--- Begin Input rows ---

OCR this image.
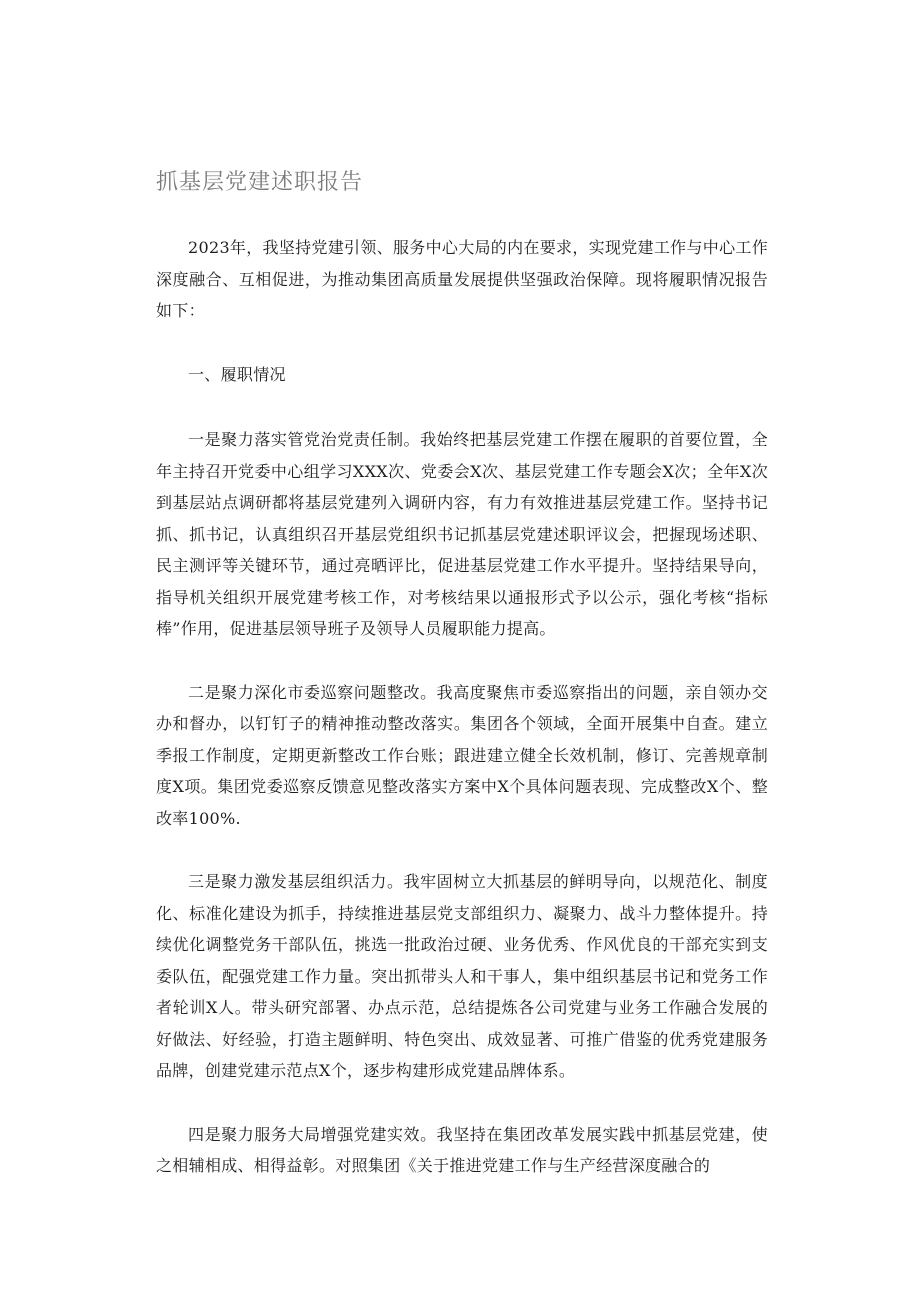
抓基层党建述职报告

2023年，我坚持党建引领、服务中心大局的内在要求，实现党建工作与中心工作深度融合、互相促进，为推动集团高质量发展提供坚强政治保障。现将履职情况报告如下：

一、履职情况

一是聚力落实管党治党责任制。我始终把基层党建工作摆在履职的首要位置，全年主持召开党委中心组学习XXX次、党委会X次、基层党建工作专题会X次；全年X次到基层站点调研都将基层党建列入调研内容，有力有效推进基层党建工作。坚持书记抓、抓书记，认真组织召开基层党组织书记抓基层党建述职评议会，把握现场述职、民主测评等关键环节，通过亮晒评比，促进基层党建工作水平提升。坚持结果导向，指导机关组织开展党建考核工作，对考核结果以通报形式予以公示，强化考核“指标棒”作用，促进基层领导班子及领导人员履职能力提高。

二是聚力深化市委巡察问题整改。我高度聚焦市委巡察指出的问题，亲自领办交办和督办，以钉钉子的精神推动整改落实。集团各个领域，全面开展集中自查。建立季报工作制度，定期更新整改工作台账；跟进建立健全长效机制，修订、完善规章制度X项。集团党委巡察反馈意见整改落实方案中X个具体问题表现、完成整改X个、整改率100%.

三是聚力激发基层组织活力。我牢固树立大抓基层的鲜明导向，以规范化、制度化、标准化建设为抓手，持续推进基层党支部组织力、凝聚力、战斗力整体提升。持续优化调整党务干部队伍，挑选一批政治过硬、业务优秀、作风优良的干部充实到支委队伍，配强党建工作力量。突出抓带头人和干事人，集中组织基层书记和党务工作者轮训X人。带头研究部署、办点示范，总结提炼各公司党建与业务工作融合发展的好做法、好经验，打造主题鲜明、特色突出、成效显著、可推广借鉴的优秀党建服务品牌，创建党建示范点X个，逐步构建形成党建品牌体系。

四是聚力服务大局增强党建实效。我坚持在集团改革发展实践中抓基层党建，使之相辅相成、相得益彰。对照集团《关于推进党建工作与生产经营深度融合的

--- End Input rows ---

* [The request]
Print all of the entries word for word. Skip any images they contain.

* [Expected output]
OCR this image.
抓基层党建述职报告

2023年，我坚持党建引领、服务中心大局的内在要求，实现党建工作与中心工作深度融合、互相促进，为推动集团高质量发展提供坚强政治保障。现将履职情况报告如下：

一、履职情况

一是聚力落实管党治党责任制。我始终把基层党建工作摆在履职的首要位置，全年主持召开党委中心组学习XXX次、党委会X次、基层党建工作专题会X次；全年X次到基层站点调研都将基层党建列入调研内容，有力有效推进基层党建工作。坚持书记抓、抓书记，认真组织召开基层党组织书记抓基层党建述职评议会，把握现场述职、民主测评等关键环节，通过亮晒评比，促进基层党建工作水平提升。坚持结果导向，指导机关组织开展党建考核工作，对考核结果以通报形式予以公示，强化考核“指标棒”作用，促进基层领导班子及领导人员履职能力提高。

二是聚力深化市委巡察问题整改。我高度聚焦市委巡察指出的问题，亲自领办交办和督办，以钉钉子的精神推动整改落实。集团各个领域，全面开展集中自查。建立季报工作制度，定期更新整改工作台账；跟进建立健全长效机制，修订、完善规章制度X项。集团党委巡察反馈意见整改落实方案中X个具体问题表现、完成整改X个、整改率100%.

三是聚力激发基层组织活力。我牢固树立大抓基层的鲜明导向，以规范化、制度化、标准化建设为抓手，持续推进基层党支部组织力、凝聚力、战斗力整体提升。持续优化调整党务干部队伍，挑选一批政治过硬、业务优秀、作风优良的干部充实到支委队伍，配强党建工作力量。突出抓带头人和干事人，集中组织基层书记和党务工作者轮训X人。带头研究部署、办点示范，总结提炼各公司党建与业务工作融合发展的好做法、好经验，打造主题鲜明、特色突出、成效显著、可推广借鉴的优秀党建服务品牌，创建党建示范点X个，逐步构建形成党建品牌体系。

四是聚力服务大局增强党建实效。我坚持在集团改革发展实践中抓基层党建，使之相辅相成、相得益彰。对照集团《关于推进党建工作与生产经营深度融合的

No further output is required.